Job: Print the entries in full, word for word, but not the pictures.

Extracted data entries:
• • •

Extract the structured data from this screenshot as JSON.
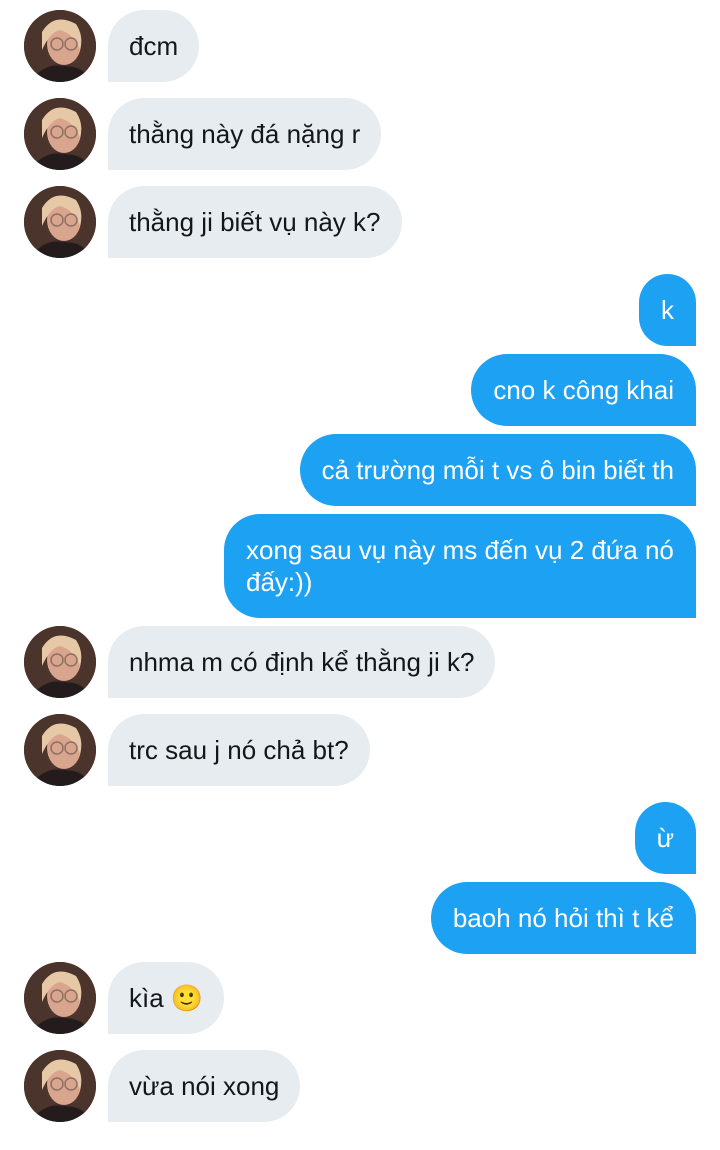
{
  "conversation": {
    "messages": [
      {
        "side": "in",
        "text": "đcm"
      },
      {
        "side": "in",
        "text": "thằng này đá nặng r"
      },
      {
        "side": "in",
        "text": "thằng ji biết vụ này k?"
      },
      {
        "side": "out",
        "text": "k"
      },
      {
        "side": "out",
        "text": "cno k công khai"
      },
      {
        "side": "out",
        "text": "cả trường mỗi t vs ô bin biết th"
      },
      {
        "side": "out",
        "text": "xong sau vụ này ms đến vụ 2 đứa nó đấy:))"
      },
      {
        "side": "in",
        "text": "nhma m có định kể thằng ji k?"
      },
      {
        "side": "in",
        "text": "trc sau j nó chả bt?"
      },
      {
        "side": "out",
        "text": "ừ"
      },
      {
        "side": "out",
        "text": "baoh nó hỏi thì t kể"
      },
      {
        "side": "in",
        "text": "kìa 🙂"
      },
      {
        "side": "in",
        "text": "vừa nói xong"
      }
    ]
  },
  "colors": {
    "incoming_bubble": "#e6ecf0",
    "outgoing_bubble": "#1da1f2",
    "incoming_text": "#14171a",
    "outgoing_text": "#ffffff"
  },
  "icons": {
    "avatar": "user-avatar-photo"
  }
}
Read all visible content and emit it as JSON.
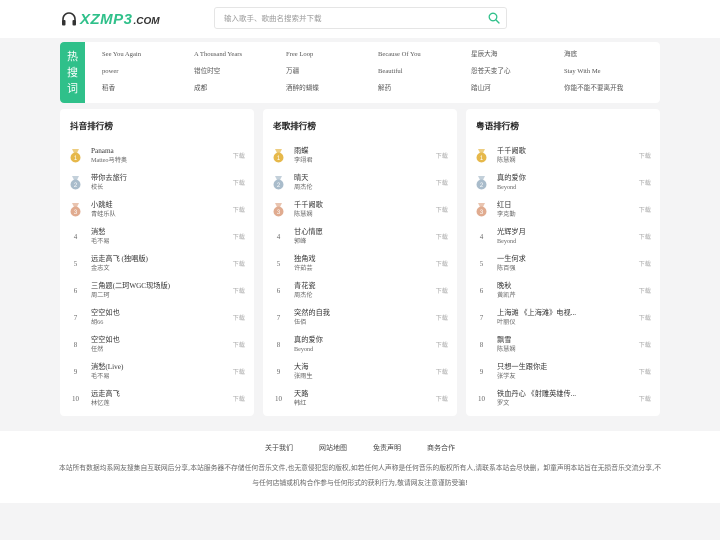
{
  "header": {
    "logo_main": "XZMP3",
    "logo_suffix": ".COM",
    "search_placeholder": "输入歌手、歌曲名搜索并下载"
  },
  "hot": {
    "label": [
      "热",
      "搜",
      "词"
    ],
    "items": [
      "See You Again",
      "A Thousand Years",
      "Free Loop",
      "Because Of You",
      "星辰大海",
      "海底",
      "power",
      "错位时空",
      "万疆",
      "Beautiful",
      "怨苍天变了心",
      "Stay With Me",
      "稻香",
      "成都",
      "酒醉的蝴蝶",
      "解药",
      "踏山河",
      "你能不能不要离开我"
    ]
  },
  "download_label": "下载",
  "charts": [
    {
      "title": "抖音排行榜",
      "rows": [
        {
          "rank": "1",
          "song": "Panama",
          "artist": "Matteo马特奥"
        },
        {
          "rank": "2",
          "song": "带你去旅行",
          "artist": "校长"
        },
        {
          "rank": "3",
          "song": "小跳蛙",
          "artist": "青蛙乐队"
        },
        {
          "rank": "4",
          "song": "消愁",
          "artist": "毛不易"
        },
        {
          "rank": "5",
          "song": "远走高飞 (独唱版)",
          "artist": "金志文"
        },
        {
          "rank": "6",
          "song": "三角题(二珂WGC现场版)",
          "artist": "周二珂"
        },
        {
          "rank": "7",
          "song": "空空如也",
          "artist": "胡66"
        },
        {
          "rank": "8",
          "song": "空空如也",
          "artist": "任然"
        },
        {
          "rank": "9",
          "song": "消愁(Live)",
          "artist": "毛不易"
        },
        {
          "rank": "10",
          "song": "远走高飞",
          "artist": "林忆莲"
        }
      ]
    },
    {
      "title": "老歌排行榜",
      "rows": [
        {
          "rank": "1",
          "song": "雨蝶",
          "artist": "李翊君"
        },
        {
          "rank": "2",
          "song": "晴天",
          "artist": "周杰伦"
        },
        {
          "rank": "3",
          "song": "千千阙歌",
          "artist": "陈慧娴"
        },
        {
          "rank": "4",
          "song": "甘心情愿",
          "artist": "郭峰"
        },
        {
          "rank": "5",
          "song": "独角戏",
          "artist": "许茹芸"
        },
        {
          "rank": "6",
          "song": "青花瓷",
          "artist": "周杰伦"
        },
        {
          "rank": "7",
          "song": "突然的自我",
          "artist": "伍佰"
        },
        {
          "rank": "8",
          "song": "真的爱你",
          "artist": "Beyond"
        },
        {
          "rank": "9",
          "song": "大海",
          "artist": "张雨生"
        },
        {
          "rank": "10",
          "song": "天路",
          "artist": "韩红"
        }
      ]
    },
    {
      "title": "粤语排行榜",
      "rows": [
        {
          "rank": "1",
          "song": "千千阙歌",
          "artist": "陈慧娴"
        },
        {
          "rank": "2",
          "song": "真的爱你",
          "artist": "Beyond"
        },
        {
          "rank": "3",
          "song": "红日",
          "artist": "李克勤"
        },
        {
          "rank": "4",
          "song": "光辉岁月",
          "artist": "Beyond"
        },
        {
          "rank": "5",
          "song": "一生何求",
          "artist": "陈百强"
        },
        {
          "rank": "6",
          "song": "晚秋",
          "artist": "黄凯芹"
        },
        {
          "rank": "7",
          "song": "上海滩 《上海滩》电视...",
          "artist": "叶丽仪"
        },
        {
          "rank": "8",
          "song": "飘雪",
          "artist": "陈慧娴"
        },
        {
          "rank": "9",
          "song": "只想一生跟你走",
          "artist": "张学友"
        },
        {
          "rank": "10",
          "song": "铁血丹心 《射雕英雄传...",
          "artist": "罗文"
        }
      ]
    }
  ],
  "footer": {
    "links": [
      "关于我们",
      "网站地图",
      "免责声明",
      "商务合作"
    ],
    "disclaimer": "本站所有数据均系网友搜集自互联网后分享,本站服务器不存储任何音乐文件,也无意侵犯您的版权,如若任何人声称是任何音乐的版权所有人,请联系本站会尽快删，卸童声明本站旨在无损音乐交流分享,不与任何店铺或机构合作参与任何形式的获利行为,敬请网友注意谨防受骗!"
  },
  "colors": {
    "accent": "#2fc08a",
    "gold": "#e6b84a",
    "silver": "#a9bccb",
    "bronze": "#e0ab8f"
  }
}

• • •

Result of this exercise:
Extract the structured data from this screenshot as JSON.
{
  "conversation": {
    "messages": [
      {
        "side": "in",
        "text": "đcm"
      },
      {
        "side": "in",
        "text": "thằng này đá nặng r"
      },
      {
        "side": "in",
        "text": "thằng ji biết vụ này k?"
      },
      {
        "side": "out",
        "text": "k"
      },
      {
        "side": "out",
        "text": "cno k công khai"
      },
      {
        "side": "out",
        "text": "cả trường mỗi t vs ô bin biết th"
      },
      {
        "side": "out",
        "text": "xong sau vụ này ms đến vụ 2 đứa nó đấy:))"
      },
      {
        "side": "in",
        "text": "nhma m có định kể thằng ji k?"
      },
      {
        "side": "in",
        "text": "trc sau j nó chả bt?"
      },
      {
        "side": "out",
        "text": "ừ"
      },
      {
        "side": "out",
        "text": "baoh nó hỏi thì t kể"
      },
      {
        "side": "in",
        "text": "kìa 🙂"
      },
      {
        "side": "in",
        "text": "vừa nói xong"
      }
    ]
  },
  "colors": {
    "incoming_bubble": "#e6ecf0",
    "outgoing_bubble": "#1da1f2",
    "incoming_text": "#14171a",
    "outgoing_text": "#ffffff"
  },
  "icons": {
    "avatar": "user-avatar-photo"
  }
}
Read all visible content and emit it as JSON.
{
  "header": {
    "logo_main": "XZMP3",
    "logo_suffix": ".COM",
    "search_placeholder": "输入歌手、歌曲名搜索并下载"
  },
  "hot": {
    "label": [
      "热",
      "搜",
      "词"
    ],
    "items": [
      "See You Again",
      "A Thousand Years",
      "Free Loop",
      "Because Of You",
      "星辰大海",
      "海底",
      "power",
      "错位时空",
      "万疆",
      "Beautiful",
      "怨苍天变了心",
      "Stay With Me",
      "稻香",
      "成都",
      "酒醉的蝴蝶",
      "解药",
      "踏山河",
      "你能不能不要离开我"
    ]
  },
  "download_label": "下载",
  "charts": [
    {
      "title": "抖音排行榜",
      "rows": [
        {
          "rank": "1",
          "song": "Panama",
          "artist": "Matteo马特奥"
        },
        {
          "rank": "2",
          "song": "带你去旅行",
          "artist": "校长"
        },
        {
          "rank": "3",
          "song": "小跳蛙",
          "artist": "青蛙乐队"
        },
        {
          "rank": "4",
          "song": "消愁",
          "artist": "毛不易"
        },
        {
          "rank": "5",
          "song": "远走高飞 (独唱版)",
          "artist": "金志文"
        },
        {
          "rank": "6",
          "song": "三角题(二珂WGC现场版)",
          "artist": "周二珂"
        },
        {
          "rank": "7",
          "song": "空空如也",
          "artist": "胡66"
        },
        {
          "rank": "8",
          "song": "空空如也",
          "artist": "任然"
        },
        {
          "rank": "9",
          "song": "消愁(Live)",
          "artist": "毛不易"
        },
        {
          "rank": "10",
          "song": "远走高飞",
          "artist": "林忆莲"
        }
      ]
    },
    {
      "title": "老歌排行榜",
      "rows": [
        {
          "rank": "1",
          "song": "雨蝶",
          "artist": "李翊君"
        },
        {
          "rank": "2",
          "song": "晴天",
          "artist": "周杰伦"
        },
        {
          "rank": "3",
          "song": "千千阙歌",
          "artist": "陈慧娴"
        },
        {
          "rank": "4",
          "song": "甘心情愿",
          "artist": "郭峰"
        },
        {
          "rank": "5",
          "song": "独角戏",
          "artist": "许茹芸"
        },
        {
          "rank": "6",
          "song": "青花瓷",
          "artist": "周杰伦"
        },
        {
          "rank": "7",
          "song": "突然的自我",
          "artist": "伍佰"
        },
        {
          "rank": "8",
          "song": "真的爱你",
          "artist": "Beyond"
        },
        {
          "rank": "9",
          "song": "大海",
          "artist": "张雨生"
        },
        {
          "rank": "10",
          "song": "天路",
          "artist": "韩红"
        }
      ]
    },
    {
      "title": "粤语排行榜",
      "rows": [
        {
          "rank": "1",
          "song": "千千阙歌",
          "artist": "陈慧娴"
        },
        {
          "rank": "2",
          "song": "真的爱你",
          "artist": "Beyond"
        },
        {
          "rank": "3",
          "song": "红日",
          "artist": "李克勤"
        },
        {
          "rank": "4",
          "song": "光辉岁月",
          "artist": "Beyond"
        },
        {
          "rank": "5",
          "song": "一生何求",
          "artist": "陈百强"
        },
        {
          "rank": "6",
          "song": "晚秋",
          "artist": "黄凯芹"
        },
        {
          "rank": "7",
          "song": "上海滩 《上海滩》电视...",
          "artist": "叶丽仪"
        },
        {
          "rank": "8",
          "song": "飘雪",
          "artist": "陈慧娴"
        },
        {
          "rank": "9",
          "song": "只想一生跟你走",
          "artist": "张学友"
        },
        {
          "rank": "10",
          "song": "铁血丹心 《射雕英雄传...",
          "artist": "罗文"
        }
      ]
    }
  ],
  "footer": {
    "links": [
      "关于我们",
      "网站地图",
      "免责声明",
      "商务合作"
    ],
    "disclaimer": "本站所有数据均系网友搜集自互联网后分享,本站服务器不存储任何音乐文件,也无意侵犯您的版权,如若任何人声称是任何音乐的版权所有人,请联系本站会尽快删，卸童声明本站旨在无损音乐交流分享,不与任何店铺或机构合作参与任何形式的获利行为,敬请网友注意谨防受骗!"
  },
  "colors": {
    "accent": "#2fc08a",
    "gold": "#e6b84a",
    "silver": "#a9bccb",
    "bronze": "#e0ab8f"
  }
}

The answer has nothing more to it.